▶ [Exercise task]
Check each line below for the word "amount", and copy those that have it.

[Dataset rows about figures]
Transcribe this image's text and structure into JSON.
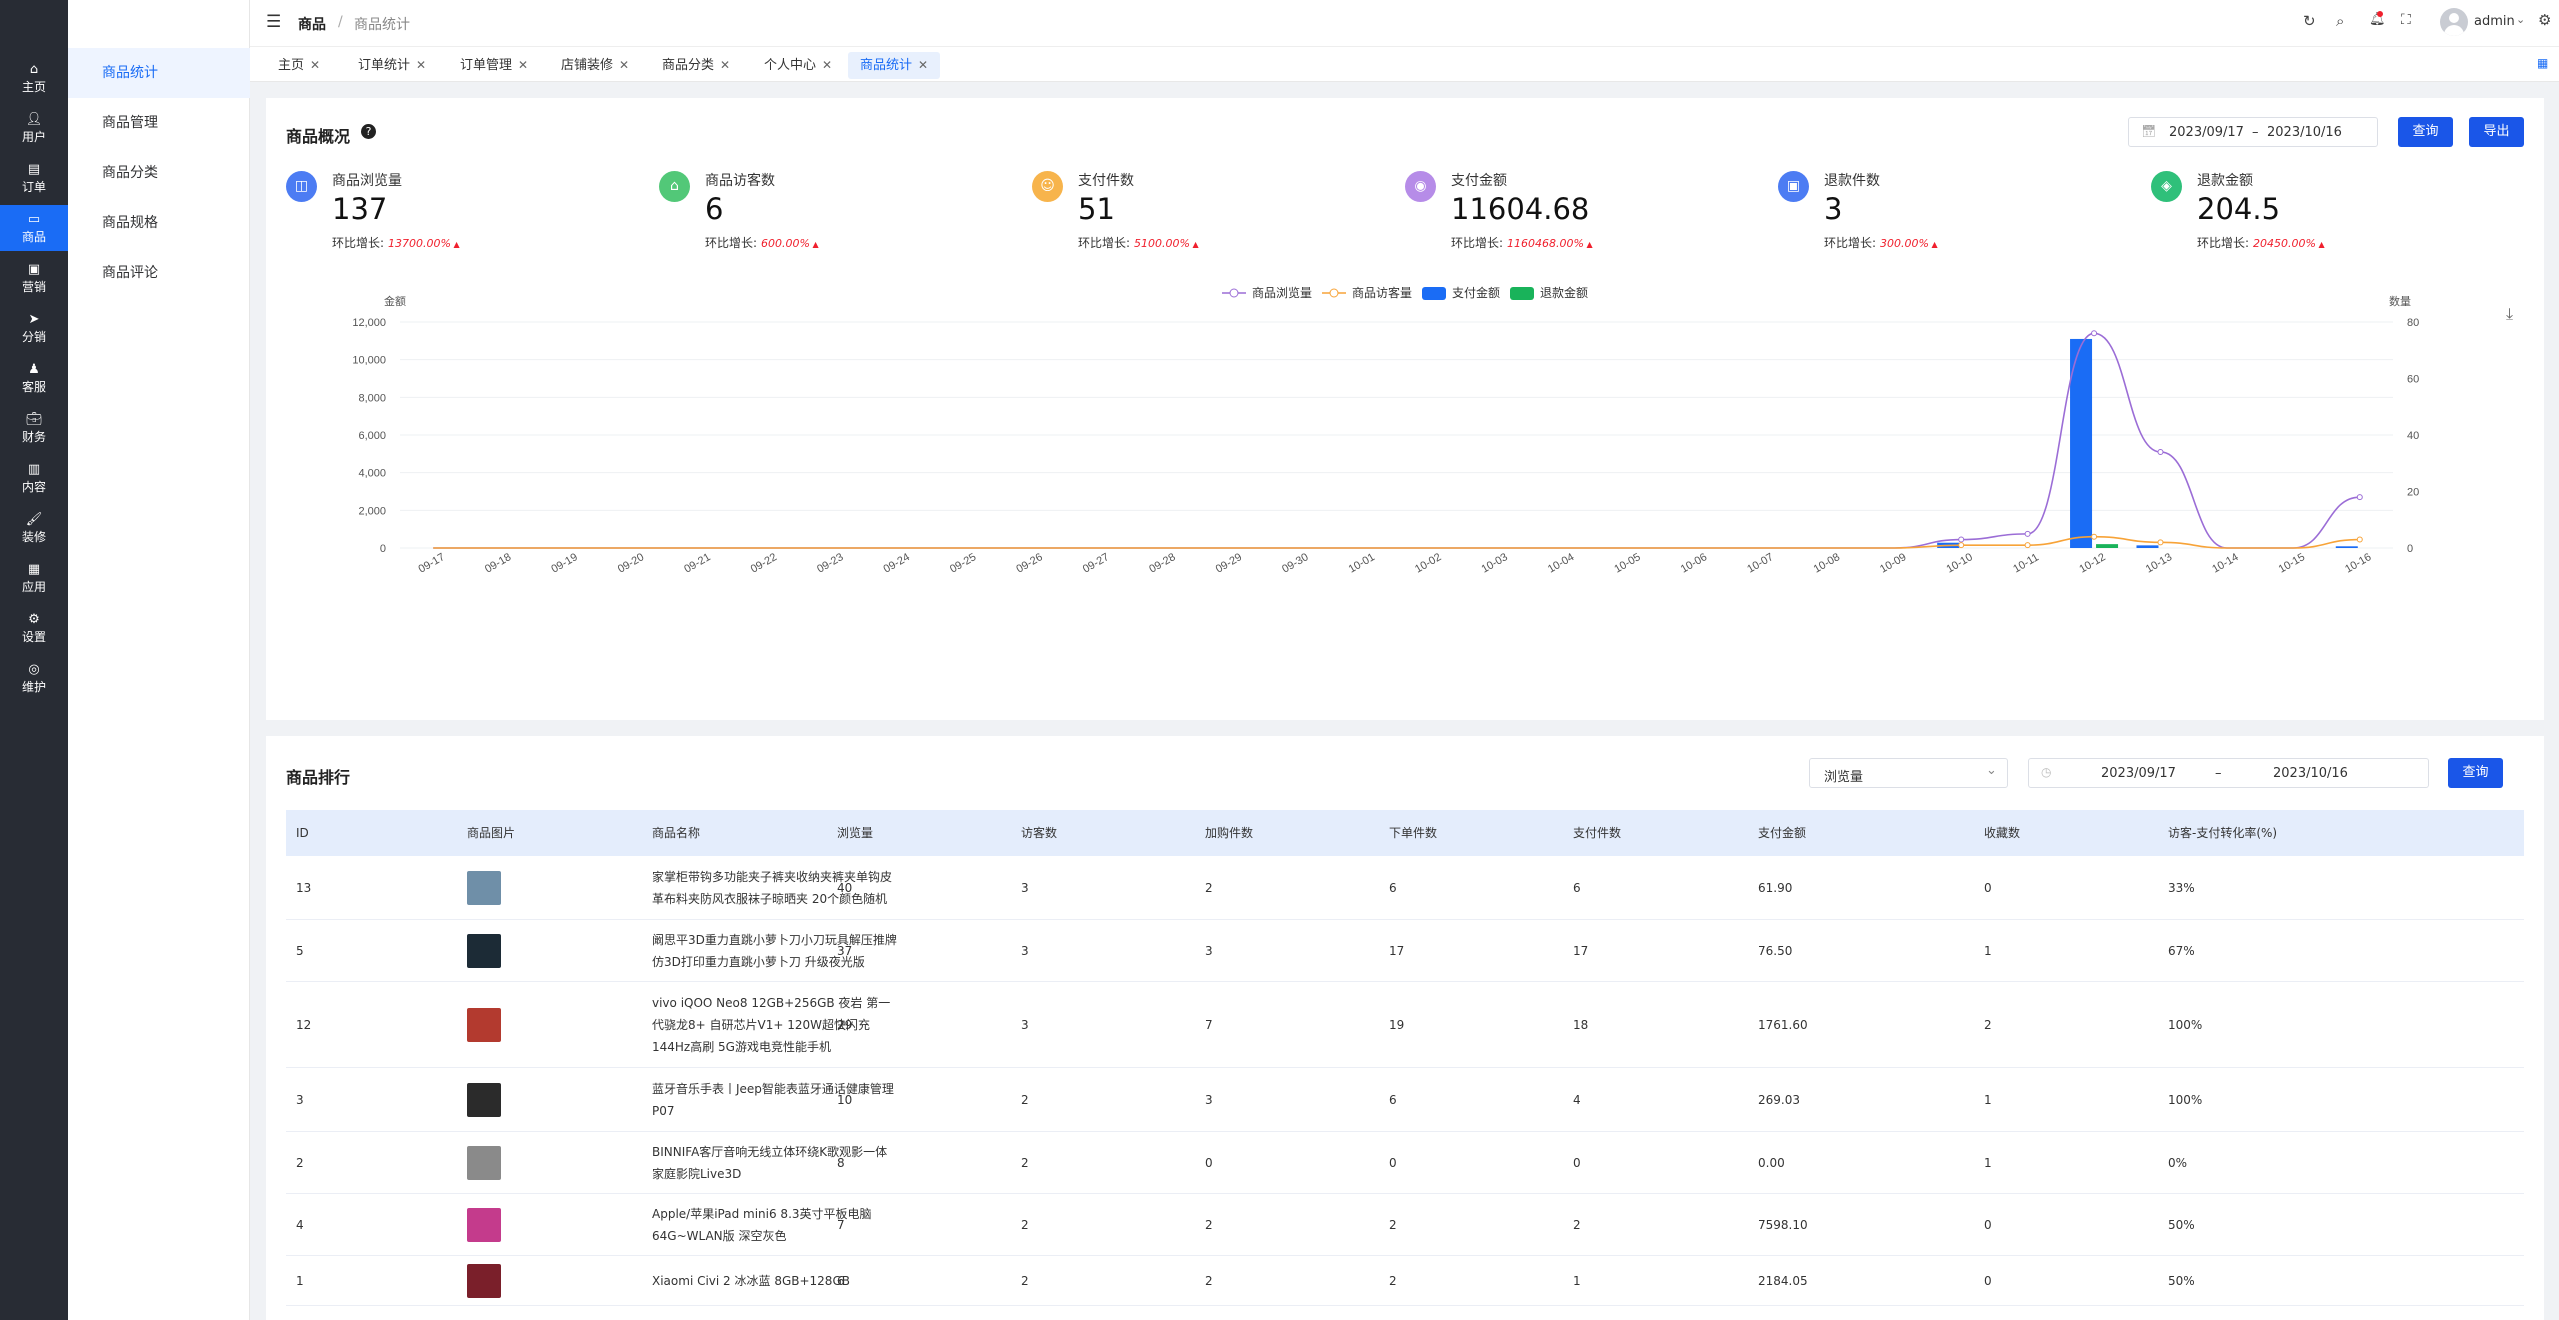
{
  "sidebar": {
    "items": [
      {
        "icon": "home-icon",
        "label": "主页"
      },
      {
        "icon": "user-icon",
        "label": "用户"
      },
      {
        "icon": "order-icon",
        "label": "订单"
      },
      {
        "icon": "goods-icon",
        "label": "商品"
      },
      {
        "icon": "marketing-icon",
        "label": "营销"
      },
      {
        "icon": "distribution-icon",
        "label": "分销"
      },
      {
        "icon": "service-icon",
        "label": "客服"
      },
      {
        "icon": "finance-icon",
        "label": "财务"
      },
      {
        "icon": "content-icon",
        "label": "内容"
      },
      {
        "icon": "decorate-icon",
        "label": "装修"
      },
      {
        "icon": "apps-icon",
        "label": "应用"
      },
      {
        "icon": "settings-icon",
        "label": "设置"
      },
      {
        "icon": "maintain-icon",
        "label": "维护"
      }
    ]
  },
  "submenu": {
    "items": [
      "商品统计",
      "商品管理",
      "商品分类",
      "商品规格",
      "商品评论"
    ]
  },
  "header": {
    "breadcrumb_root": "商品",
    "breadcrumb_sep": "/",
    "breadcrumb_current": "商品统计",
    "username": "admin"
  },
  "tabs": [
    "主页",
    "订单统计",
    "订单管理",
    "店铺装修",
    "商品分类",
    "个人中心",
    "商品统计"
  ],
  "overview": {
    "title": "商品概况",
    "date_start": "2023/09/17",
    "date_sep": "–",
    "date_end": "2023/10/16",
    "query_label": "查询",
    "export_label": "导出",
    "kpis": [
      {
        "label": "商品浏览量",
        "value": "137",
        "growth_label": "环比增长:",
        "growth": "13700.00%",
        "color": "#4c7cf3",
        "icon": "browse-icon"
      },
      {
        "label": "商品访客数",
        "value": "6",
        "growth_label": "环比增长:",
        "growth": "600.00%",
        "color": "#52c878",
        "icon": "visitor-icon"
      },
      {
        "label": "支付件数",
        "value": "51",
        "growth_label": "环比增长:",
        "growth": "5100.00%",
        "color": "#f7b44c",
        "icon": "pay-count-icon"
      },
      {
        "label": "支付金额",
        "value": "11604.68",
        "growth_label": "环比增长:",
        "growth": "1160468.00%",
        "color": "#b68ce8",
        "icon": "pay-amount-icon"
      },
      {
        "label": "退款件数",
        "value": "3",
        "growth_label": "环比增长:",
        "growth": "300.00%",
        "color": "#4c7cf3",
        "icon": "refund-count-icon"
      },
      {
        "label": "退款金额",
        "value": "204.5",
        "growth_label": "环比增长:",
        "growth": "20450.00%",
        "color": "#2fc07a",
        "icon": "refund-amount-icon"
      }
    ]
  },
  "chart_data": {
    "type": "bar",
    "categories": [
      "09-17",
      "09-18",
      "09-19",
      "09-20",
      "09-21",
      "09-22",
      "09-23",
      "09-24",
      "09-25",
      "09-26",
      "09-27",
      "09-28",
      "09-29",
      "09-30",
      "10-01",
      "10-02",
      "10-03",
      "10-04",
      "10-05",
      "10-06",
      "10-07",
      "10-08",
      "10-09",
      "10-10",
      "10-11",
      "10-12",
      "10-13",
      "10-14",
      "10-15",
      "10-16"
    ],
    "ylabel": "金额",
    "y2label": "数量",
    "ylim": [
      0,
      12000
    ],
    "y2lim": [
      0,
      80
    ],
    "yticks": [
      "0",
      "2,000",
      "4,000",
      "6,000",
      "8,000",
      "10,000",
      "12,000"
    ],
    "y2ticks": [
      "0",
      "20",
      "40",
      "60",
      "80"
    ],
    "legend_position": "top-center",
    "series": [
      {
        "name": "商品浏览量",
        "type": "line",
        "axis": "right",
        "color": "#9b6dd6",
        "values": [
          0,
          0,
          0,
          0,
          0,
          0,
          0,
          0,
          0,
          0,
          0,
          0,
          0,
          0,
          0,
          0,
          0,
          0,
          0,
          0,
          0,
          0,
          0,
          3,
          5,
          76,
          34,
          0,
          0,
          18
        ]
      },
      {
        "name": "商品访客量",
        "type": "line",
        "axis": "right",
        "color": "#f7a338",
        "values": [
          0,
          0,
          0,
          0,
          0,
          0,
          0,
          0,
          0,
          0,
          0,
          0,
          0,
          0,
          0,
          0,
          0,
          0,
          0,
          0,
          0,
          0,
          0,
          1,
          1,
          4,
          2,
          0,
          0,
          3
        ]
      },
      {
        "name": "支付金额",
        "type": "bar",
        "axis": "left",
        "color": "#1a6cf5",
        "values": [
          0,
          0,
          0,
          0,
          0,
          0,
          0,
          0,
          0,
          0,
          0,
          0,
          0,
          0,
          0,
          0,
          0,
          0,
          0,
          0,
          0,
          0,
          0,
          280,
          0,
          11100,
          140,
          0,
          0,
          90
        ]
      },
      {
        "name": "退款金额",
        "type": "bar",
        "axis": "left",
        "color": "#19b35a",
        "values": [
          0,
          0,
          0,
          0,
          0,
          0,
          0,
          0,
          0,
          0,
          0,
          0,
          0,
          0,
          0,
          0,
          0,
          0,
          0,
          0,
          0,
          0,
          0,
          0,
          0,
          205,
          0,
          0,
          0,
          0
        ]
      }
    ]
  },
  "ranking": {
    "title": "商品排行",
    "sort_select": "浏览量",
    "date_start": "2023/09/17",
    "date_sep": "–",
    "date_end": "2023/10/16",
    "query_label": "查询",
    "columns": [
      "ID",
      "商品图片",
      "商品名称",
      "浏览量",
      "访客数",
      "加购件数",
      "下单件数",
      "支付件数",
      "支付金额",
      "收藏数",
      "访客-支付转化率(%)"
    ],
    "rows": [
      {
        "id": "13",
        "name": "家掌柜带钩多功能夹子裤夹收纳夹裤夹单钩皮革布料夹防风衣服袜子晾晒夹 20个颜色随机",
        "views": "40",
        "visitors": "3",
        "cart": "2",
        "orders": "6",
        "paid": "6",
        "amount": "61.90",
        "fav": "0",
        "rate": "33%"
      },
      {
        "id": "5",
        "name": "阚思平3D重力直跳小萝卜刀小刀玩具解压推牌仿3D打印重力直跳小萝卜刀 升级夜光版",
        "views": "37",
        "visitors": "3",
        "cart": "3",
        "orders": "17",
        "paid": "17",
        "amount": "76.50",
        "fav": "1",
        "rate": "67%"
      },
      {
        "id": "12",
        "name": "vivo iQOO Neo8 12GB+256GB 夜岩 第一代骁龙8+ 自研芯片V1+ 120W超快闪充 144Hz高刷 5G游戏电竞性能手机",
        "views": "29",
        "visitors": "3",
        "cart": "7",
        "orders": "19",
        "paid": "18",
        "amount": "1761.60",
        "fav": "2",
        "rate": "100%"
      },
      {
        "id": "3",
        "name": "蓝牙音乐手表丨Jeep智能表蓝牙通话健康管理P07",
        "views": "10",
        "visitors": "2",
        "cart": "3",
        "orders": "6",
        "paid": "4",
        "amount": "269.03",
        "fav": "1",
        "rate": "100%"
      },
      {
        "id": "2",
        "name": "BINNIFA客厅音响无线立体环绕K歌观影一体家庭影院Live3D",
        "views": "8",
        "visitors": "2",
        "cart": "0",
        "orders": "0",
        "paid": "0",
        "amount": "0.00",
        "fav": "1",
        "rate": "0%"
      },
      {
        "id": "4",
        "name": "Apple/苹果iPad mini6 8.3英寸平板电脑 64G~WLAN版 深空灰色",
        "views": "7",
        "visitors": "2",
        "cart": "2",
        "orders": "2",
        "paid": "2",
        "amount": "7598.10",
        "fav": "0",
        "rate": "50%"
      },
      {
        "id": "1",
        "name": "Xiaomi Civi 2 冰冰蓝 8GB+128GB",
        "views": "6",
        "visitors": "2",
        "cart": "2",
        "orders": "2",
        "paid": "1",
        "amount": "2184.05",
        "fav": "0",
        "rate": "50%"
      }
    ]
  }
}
---
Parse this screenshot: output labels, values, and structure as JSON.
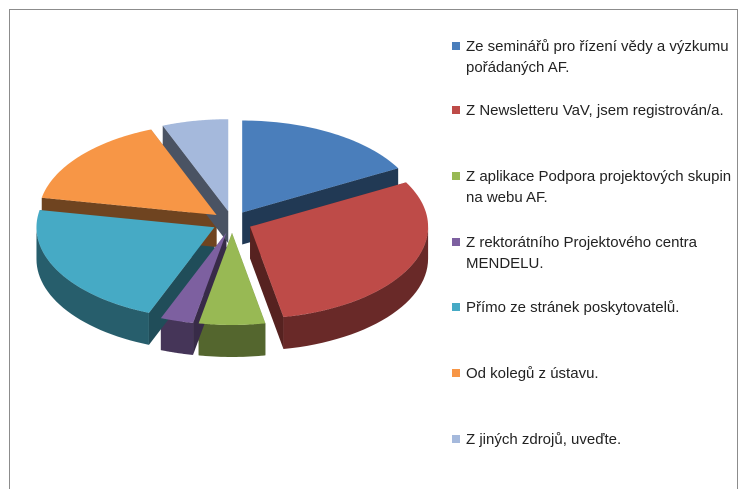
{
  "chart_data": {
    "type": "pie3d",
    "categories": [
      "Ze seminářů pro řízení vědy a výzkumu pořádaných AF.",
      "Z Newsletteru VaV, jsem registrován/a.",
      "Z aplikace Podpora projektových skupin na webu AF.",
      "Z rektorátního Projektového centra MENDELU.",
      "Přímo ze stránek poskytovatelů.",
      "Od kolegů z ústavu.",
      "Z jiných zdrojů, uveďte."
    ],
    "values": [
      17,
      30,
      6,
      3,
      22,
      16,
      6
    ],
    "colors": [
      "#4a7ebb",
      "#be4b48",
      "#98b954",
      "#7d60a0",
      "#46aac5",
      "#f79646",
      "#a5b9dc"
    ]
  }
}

▶ [Exercise result]
        "icon": "pay-amount-icon"
        "icon": "refund-amount-icon"
        "amount": "61.90",
        "amount": "76.50",
        "amount": "1761.60",
        "amount": "269.03",
        "amount": "0.00",
        "amount": "7598.10",
        "amount": "2184.05",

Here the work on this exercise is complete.